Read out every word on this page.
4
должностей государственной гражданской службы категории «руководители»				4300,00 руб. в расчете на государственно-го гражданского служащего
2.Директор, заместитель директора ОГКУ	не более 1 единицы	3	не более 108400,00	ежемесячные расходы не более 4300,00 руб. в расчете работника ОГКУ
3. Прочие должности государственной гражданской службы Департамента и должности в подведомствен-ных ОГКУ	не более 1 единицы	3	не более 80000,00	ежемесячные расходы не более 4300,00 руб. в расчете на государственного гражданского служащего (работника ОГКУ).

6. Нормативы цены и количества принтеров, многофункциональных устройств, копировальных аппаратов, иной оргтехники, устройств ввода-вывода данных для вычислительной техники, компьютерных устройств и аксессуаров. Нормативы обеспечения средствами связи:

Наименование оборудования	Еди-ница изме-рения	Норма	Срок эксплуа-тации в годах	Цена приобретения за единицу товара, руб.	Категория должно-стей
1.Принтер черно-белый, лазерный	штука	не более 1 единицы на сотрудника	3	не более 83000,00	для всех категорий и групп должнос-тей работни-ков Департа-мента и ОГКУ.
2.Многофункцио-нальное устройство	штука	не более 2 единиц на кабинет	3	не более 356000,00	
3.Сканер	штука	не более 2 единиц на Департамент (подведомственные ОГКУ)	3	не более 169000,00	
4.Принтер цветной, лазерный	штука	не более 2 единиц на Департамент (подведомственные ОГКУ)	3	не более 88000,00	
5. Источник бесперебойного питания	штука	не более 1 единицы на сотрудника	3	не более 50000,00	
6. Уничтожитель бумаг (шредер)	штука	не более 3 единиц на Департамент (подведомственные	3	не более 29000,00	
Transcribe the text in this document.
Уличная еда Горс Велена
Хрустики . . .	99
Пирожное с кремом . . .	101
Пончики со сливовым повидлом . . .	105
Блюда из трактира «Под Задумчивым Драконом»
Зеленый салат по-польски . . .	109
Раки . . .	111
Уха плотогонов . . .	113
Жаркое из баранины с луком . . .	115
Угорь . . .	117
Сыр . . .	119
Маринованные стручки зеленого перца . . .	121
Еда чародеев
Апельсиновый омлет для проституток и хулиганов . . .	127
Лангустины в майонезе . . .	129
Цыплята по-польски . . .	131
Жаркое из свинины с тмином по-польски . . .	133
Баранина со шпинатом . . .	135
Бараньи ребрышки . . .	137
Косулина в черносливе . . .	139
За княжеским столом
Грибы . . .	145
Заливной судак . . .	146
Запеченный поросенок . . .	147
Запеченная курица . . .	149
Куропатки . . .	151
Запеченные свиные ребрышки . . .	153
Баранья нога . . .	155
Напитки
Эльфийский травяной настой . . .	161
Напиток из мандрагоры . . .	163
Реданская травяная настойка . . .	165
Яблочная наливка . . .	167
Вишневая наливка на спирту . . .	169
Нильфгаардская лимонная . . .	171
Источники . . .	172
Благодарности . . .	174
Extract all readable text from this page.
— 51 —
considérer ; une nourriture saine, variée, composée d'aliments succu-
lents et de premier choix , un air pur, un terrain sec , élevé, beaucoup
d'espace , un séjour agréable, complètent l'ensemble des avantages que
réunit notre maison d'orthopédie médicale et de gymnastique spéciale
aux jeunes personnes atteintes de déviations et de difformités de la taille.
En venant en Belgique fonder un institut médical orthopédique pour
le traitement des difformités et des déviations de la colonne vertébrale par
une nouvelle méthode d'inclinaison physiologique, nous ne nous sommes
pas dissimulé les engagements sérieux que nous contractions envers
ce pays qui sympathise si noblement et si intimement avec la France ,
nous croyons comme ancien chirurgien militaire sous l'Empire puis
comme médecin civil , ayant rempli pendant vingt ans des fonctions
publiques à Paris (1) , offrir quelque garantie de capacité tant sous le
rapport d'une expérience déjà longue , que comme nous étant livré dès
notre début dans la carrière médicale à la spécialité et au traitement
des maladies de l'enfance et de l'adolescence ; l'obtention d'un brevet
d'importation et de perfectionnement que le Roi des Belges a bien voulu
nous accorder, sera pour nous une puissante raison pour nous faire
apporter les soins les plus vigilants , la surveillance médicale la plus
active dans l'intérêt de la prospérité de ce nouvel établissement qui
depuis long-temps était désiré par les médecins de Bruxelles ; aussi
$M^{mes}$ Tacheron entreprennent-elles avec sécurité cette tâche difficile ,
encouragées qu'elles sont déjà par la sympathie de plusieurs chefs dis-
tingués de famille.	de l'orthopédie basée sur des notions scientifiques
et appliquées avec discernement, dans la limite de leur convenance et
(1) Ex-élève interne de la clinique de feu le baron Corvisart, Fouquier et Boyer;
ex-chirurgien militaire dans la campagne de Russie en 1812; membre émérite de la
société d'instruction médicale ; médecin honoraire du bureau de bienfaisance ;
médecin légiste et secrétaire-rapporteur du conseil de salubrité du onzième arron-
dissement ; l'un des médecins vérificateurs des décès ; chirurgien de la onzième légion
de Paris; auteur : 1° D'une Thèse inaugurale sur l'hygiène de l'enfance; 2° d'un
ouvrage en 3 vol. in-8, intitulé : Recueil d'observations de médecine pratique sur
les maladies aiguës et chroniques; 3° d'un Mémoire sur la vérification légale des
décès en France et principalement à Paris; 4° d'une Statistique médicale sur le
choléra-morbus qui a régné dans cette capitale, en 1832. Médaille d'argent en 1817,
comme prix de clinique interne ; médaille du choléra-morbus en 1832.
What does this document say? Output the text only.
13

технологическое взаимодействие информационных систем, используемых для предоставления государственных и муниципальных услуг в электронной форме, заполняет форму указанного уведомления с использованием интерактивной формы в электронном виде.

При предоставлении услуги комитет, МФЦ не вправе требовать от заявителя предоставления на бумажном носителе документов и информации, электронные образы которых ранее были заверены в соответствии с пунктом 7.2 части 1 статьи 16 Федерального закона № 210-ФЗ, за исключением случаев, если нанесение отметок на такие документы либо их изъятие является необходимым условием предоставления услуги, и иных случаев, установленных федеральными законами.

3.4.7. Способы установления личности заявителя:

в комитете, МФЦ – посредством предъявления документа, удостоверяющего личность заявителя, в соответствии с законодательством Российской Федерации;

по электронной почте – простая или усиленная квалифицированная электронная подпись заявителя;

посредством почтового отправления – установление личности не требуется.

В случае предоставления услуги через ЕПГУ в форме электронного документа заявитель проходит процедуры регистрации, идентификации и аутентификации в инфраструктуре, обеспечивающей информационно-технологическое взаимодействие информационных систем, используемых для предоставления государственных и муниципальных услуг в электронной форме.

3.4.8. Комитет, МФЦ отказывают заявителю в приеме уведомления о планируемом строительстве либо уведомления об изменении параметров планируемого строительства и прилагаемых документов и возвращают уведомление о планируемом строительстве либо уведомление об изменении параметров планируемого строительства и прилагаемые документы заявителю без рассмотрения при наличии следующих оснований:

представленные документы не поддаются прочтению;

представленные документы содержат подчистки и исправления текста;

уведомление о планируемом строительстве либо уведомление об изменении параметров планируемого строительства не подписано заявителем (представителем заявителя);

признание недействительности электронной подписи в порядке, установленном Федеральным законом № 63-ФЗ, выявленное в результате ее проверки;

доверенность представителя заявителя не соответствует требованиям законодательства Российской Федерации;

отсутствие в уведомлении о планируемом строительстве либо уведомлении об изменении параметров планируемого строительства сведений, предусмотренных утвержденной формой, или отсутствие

Goal: Look through the records and gather every line containing "подведомственные".

Result of this task:
3.Сканер	штука	не более 2 единиц на Департамент (подведомственные ОГКУ)	3	не более 169000,00	
4.Принтер цветной, лазерный	штука	не более 2 единиц на Департамент (подведомственные ОГКУ)	3	не более 88000,00	
6. Уничтожитель бумаг (шредер)	штука	не более 3 единиц на Департамент (подведомственные	3	не более 29000,00	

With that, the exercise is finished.